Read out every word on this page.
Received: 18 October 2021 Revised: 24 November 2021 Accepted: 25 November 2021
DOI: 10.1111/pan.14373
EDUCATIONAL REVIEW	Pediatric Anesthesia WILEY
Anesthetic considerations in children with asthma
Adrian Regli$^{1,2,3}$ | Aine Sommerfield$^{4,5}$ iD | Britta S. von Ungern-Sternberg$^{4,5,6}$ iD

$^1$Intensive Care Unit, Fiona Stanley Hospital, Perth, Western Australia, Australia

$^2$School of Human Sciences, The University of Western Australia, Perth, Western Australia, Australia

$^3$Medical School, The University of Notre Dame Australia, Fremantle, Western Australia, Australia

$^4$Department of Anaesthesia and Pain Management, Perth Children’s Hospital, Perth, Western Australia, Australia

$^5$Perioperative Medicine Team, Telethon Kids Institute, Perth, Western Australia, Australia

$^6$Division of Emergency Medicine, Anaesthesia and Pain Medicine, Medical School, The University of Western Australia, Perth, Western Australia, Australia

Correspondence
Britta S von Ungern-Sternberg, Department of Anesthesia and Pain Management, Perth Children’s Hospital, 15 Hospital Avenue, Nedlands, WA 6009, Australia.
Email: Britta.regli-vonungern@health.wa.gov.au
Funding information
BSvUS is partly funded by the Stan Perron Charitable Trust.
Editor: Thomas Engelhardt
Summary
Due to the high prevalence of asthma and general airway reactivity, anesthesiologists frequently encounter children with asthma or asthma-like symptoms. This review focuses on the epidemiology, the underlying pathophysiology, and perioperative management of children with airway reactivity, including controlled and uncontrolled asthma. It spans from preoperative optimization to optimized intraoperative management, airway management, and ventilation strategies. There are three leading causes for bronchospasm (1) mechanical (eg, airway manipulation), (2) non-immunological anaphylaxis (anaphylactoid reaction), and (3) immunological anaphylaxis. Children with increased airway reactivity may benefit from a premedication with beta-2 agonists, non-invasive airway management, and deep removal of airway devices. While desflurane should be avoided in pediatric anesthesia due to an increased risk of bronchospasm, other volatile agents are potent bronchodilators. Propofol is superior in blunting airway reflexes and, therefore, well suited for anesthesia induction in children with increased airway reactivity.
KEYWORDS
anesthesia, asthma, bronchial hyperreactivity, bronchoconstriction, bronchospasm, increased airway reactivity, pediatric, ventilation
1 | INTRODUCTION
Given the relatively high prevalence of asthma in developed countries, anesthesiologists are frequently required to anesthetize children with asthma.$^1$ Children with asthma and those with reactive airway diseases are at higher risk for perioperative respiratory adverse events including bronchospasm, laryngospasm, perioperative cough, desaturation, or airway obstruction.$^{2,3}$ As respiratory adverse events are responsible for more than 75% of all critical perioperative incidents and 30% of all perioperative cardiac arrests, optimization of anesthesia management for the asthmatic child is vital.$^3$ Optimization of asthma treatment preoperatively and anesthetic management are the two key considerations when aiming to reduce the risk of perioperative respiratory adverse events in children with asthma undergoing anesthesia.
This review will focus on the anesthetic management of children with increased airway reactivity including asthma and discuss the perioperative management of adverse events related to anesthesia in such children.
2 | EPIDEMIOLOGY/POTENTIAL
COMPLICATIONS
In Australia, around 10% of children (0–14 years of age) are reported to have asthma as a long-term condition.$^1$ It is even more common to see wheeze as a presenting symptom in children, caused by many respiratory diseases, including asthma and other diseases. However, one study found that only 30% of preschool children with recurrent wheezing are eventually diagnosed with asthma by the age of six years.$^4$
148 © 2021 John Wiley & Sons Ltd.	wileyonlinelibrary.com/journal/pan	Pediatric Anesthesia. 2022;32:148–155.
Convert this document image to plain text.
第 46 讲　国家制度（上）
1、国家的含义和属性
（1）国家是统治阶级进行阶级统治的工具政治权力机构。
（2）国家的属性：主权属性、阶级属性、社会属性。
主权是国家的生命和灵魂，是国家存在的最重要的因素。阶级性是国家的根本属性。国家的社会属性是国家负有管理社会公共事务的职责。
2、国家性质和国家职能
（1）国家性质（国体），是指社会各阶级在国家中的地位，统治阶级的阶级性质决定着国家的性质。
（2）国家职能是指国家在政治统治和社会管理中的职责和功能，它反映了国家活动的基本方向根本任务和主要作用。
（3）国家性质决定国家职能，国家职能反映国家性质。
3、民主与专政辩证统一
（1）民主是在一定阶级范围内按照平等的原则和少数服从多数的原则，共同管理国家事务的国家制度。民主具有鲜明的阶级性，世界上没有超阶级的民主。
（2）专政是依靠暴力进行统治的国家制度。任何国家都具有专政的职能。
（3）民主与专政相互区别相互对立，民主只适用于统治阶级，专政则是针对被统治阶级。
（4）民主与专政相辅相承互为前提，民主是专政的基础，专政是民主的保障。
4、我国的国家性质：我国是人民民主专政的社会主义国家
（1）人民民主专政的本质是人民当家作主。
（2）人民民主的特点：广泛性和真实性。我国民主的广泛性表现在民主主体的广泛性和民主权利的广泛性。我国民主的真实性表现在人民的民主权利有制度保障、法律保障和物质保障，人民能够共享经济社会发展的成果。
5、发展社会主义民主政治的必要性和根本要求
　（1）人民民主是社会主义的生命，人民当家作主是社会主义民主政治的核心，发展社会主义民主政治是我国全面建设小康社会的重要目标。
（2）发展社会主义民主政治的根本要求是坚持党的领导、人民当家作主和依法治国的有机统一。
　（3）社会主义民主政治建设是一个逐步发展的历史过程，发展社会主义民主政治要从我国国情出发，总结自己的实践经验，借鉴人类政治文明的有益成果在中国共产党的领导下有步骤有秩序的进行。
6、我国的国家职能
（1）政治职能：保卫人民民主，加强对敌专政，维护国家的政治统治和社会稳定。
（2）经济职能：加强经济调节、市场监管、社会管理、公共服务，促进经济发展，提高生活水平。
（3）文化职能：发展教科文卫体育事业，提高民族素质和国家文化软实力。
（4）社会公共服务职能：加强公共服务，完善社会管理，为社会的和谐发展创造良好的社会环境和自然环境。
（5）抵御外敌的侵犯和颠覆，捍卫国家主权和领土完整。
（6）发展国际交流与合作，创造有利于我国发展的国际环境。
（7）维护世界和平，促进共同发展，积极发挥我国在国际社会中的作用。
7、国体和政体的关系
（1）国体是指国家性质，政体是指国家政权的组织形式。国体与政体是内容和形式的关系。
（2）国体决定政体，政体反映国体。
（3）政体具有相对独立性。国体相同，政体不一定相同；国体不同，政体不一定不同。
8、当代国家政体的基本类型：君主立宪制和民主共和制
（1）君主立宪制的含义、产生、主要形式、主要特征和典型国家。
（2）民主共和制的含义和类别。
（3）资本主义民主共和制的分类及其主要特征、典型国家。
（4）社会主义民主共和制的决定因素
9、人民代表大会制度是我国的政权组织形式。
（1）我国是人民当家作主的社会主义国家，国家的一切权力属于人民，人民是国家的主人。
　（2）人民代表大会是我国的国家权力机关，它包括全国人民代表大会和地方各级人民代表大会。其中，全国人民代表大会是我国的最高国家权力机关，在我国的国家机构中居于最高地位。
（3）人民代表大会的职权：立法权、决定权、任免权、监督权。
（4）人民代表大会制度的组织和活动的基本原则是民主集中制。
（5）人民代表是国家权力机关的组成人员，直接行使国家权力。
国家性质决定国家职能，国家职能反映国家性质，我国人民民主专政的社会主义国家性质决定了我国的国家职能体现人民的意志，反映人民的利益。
****************
EXERCISE ▸ Transcribe all of the entries without altering anything.

SOLUTION TO THE PROBLEM ▸
Read out every word on this page.
Received: 18 October 2021 Revised: 24 November 2021 Accepted: 25 November 2021
DOI: 10.1111/pan.14373
EDUCATIONAL REVIEW	Pediatric Anesthesia WILEY
Anesthetic considerations in children with asthma
Adrian Regli$^{1,2,3}$ | Aine Sommerfield$^{4,5}$ iD | Britta S. von Ungern-Sternberg$^{4,5,6}$ iD

$^1$Intensive Care Unit, Fiona Stanley Hospital, Perth, Western Australia, Australia

$^2$School of Human Sciences, The University of Western Australia, Perth, Western Australia, Australia

$^3$Medical School, The University of Notre Dame Australia, Fremantle, Western Australia, Australia

$^4$Department of Anaesthesia and Pain Management, Perth Children’s Hospital, Perth, Western Australia, Australia

$^5$Perioperative Medicine Team, Telethon Kids Institute, Perth, Western Australia, Australia

$^6$Division of Emergency Medicine, Anaesthesia and Pain Medicine, Medical School, The University of Western Australia, Perth, Western Australia, Australia

Correspondence
Britta S von Ungern-Sternberg, Department of Anesthesia and Pain Management, Perth Children’s Hospital, 15 Hospital Avenue, Nedlands, WA 6009, Australia.
Email: Britta.regli-vonungern@health.wa.gov.au
Funding information
BSvUS is partly funded by the Stan Perron Charitable Trust.
Editor: Thomas Engelhardt
Summary
Due to the high prevalence of asthma and general airway reactivity, anesthesiologists frequently encounter children with asthma or asthma-like symptoms. This review focuses on the epidemiology, the underlying pathophysiology, and perioperative management of children with airway reactivity, including controlled and uncontrolled asthma. It spans from preoperative optimization to optimized intraoperative management, airway management, and ventilation strategies. There are three leading causes for bronchospasm (1) mechanical (eg, airway manipulation), (2) non-immunological anaphylaxis (anaphylactoid reaction), and (3) immunological anaphylaxis. Children with increased airway reactivity may benefit from a premedication with beta-2 agonists, non-invasive airway management, and deep removal of airway devices. While desflurane should be avoided in pediatric anesthesia due to an increased risk of bronchospasm, other volatile agents are potent bronchodilators. Propofol is superior in blunting airway reflexes and, therefore, well suited for anesthesia induction in children with increased airway reactivity.
KEYWORDS
anesthesia, asthma, bronchial hyperreactivity, bronchoconstriction, bronchospasm, increased airway reactivity, pediatric, ventilation
1 | INTRODUCTION
Given the relatively high prevalence of asthma in developed countries, anesthesiologists are frequently required to anesthetize children with asthma.$^1$ Children with asthma and those with reactive airway diseases are at higher risk for perioperative respiratory adverse events including bronchospasm, laryngospasm, perioperative cough, desaturation, or airway obstruction.$^{2,3}$ As respiratory adverse events are responsible for more than 75% of all critical perioperative incidents and 30% of all perioperative cardiac arrests, optimization of anesthesia management for the asthmatic child is vital.$^3$ Optimization of asthma treatment preoperatively and anesthetic management are the two key considerations when aiming to reduce the risk of perioperative respiratory adverse events in children with asthma undergoing anesthesia.
This review will focus on the anesthetic management of children with increased airway reactivity including asthma and discuss the perioperative management of adverse events related to anesthesia in such children.
2 | EPIDEMIOLOGY/POTENTIAL
COMPLICATIONS
In Australia, around 10% of children (0–14 years of age) are reported to have asthma as a long-term condition.$^1$ It is even more common to see wheeze as a presenting symptom in children, caused by many respiratory diseases, including asthma and other diseases. However, one study found that only 30% of preschool children with recurrent wheezing are eventually diagnosed with asthma by the age of six years.$^4$
148 © 2021 John Wiley & Sons Ltd.	wileyonlinelibrary.com/journal/pan	Pediatric Anesthesia. 2022;32:148–155.
Convert this document image to plain text.
第 46 讲　国家制度（上）
1、国家的含义和属性
（1）国家是统治阶级进行阶级统治的工具政治权力机构。
（2）国家的属性：主权属性、阶级属性、社会属性。
主权是国家的生命和灵魂，是国家存在的最重要的因素。阶级性是国家的根本属性。国家的社会属性是国家负有管理社会公共事务的职责。
2、国家性质和国家职能
（1）国家性质（国体），是指社会各阶级在国家中的地位，统治阶级的阶级性质决定着国家的性质。
（2）国家职能是指国家在政治统治和社会管理中的职责和功能，它反映了国家活动的基本方向根本任务和主要作用。
（3）国家性质决定国家职能，国家职能反映国家性质。
3、民主与专政辩证统一
（1）民主是在一定阶级范围内按照平等的原则和少数服从多数的原则，共同管理国家事务的国家制度。民主具有鲜明的阶级性，世界上没有超阶级的民主。
（2）专政是依靠暴力进行统治的国家制度。任何国家都具有专政的职能。
（3）民主与专政相互区别相互对立，民主只适用于统治阶级，专政则是针对被统治阶级。
（4）民主与专政相辅相承互为前提，民主是专政的基础，专政是民主的保障。
4、我国的国家性质：我国是人民民主专政的社会主义国家
（1）人民民主专政的本质是人民当家作主。
（2）人民民主的特点：广泛性和真实性。我国民主的广泛性表现在民主主体的广泛性和民主权利的广泛性。我国民主的真实性表现在人民的民主权利有制度保障、法律保障和物质保障，人民能够共享经济社会发展的成果。
5、发展社会主义民主政治的必要性和根本要求
　（1）人民民主是社会主义的生命，人民当家作主是社会主义民主政治的核心，发展社会主义民主政治是我国全面建设小康社会的重要目标。
（2）发展社会主义民主政治的根本要求是坚持党的领导、人民当家作主和依法治国的有机统一。
　（3）社会主义民主政治建设是一个逐步发展的历史过程，发展社会主义民主政治要从我国国情出发，总结自己的实践经验，借鉴人类政治文明的有益成果在中国共产党的领导下有步骤有秩序的进行。
6、我国的国家职能
（1）政治职能：保卫人民民主，加强对敌专政，维护国家的政治统治和社会稳定。
（2）经济职能：加强经济调节、市场监管、社会管理、公共服务，促进经济发展，提高生活水平。
（3）文化职能：发展教科文卫体育事业，提高民族素质和国家文化软实力。
（4）社会公共服务职能：加强公共服务，完善社会管理，为社会的和谐发展创造良好的社会环境和自然环境。
（5）抵御外敌的侵犯和颠覆，捍卫国家主权和领土完整。
（6）发展国际交流与合作，创造有利于我国发展的国际环境。
（7）维护世界和平，促进共同发展，积极发挥我国在国际社会中的作用。
7、国体和政体的关系
（1）国体是指国家性质，政体是指国家政权的组织形式。国体与政体是内容和形式的关系。
（2）国体决定政体，政体反映国体。
（3）政体具有相对独立性。国体相同，政体不一定相同；国体不同，政体不一定不同。
8、当代国家政体的基本类型：君主立宪制和民主共和制
（1）君主立宪制的含义、产生、主要形式、主要特征和典型国家。
（2）民主共和制的含义和类别。
（3）资本主义民主共和制的分类及其主要特征、典型国家。
（4）社会主义民主共和制的决定因素
9、人民代表大会制度是我国的政权组织形式。
（1）我国是人民当家作主的社会主义国家，国家的一切权力属于人民，人民是国家的主人。
　（2）人民代表大会是我国的国家权力机关，它包括全国人民代表大会和地方各级人民代表大会。其中，全国人民代表大会是我国的最高国家权力机关，在我国的国家机构中居于最高地位。
（3）人民代表大会的职权：立法权、决定权、任免权、监督权。
（4）人民代表大会制度的组织和活动的基本原则是民主集中制。
（5）人民代表是国家权力机关的组成人员，直接行使国家权力。
国家性质决定国家职能，国家职能反映国家性质，我国人民民主专政的社会主义国家性质决定了我国的国家职能体现人民的意志，反映人民的利益。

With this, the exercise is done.